From the entries below, tally how many lines contain "виде" and report only that figure.

>> start

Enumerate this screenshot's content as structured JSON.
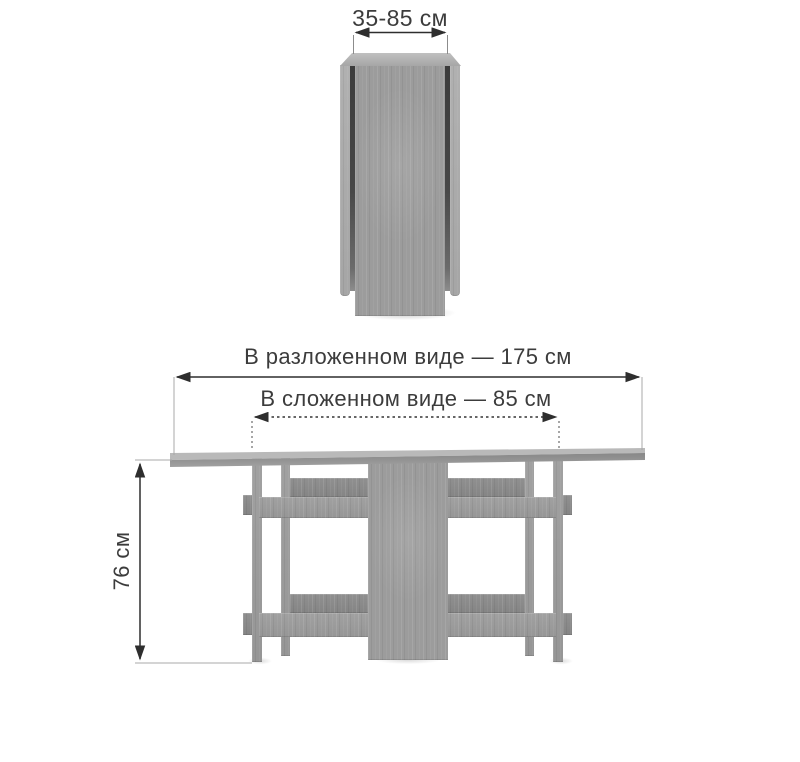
{
  "diagram": {
    "subject": "folding-table-dimension-diagram",
    "views": [
      {
        "name": "folded-front-view"
      },
      {
        "name": "unfolded-front-view"
      }
    ],
    "dimensions": {
      "folded_width": {
        "label": "35-85 см",
        "min_cm": 35,
        "max_cm": 85
      },
      "unfolded_length": {
        "label": "В разложенном виде — 175 см",
        "value_cm": 175
      },
      "folded_length": {
        "label": "В сложенном виде — 85 см",
        "value_cm": 85
      },
      "height": {
        "label": "76 см",
        "value_cm": 76
      }
    },
    "unit": "см"
  },
  "colors": {
    "background": "#ffffff",
    "wood_base": "#9c9c9c",
    "wood_light": "#acacac",
    "wood_dark": "#8a8a8a",
    "wood_top_highlight": "#b9b9b9",
    "gap_shadow": "#3c3c3c",
    "dimension_line": "#2e2e2e",
    "extension_line": "#a8a8a8",
    "label_text": "#3c3c3c"
  }
}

>> end

ANSWER FOR THIS EXERCISE:
2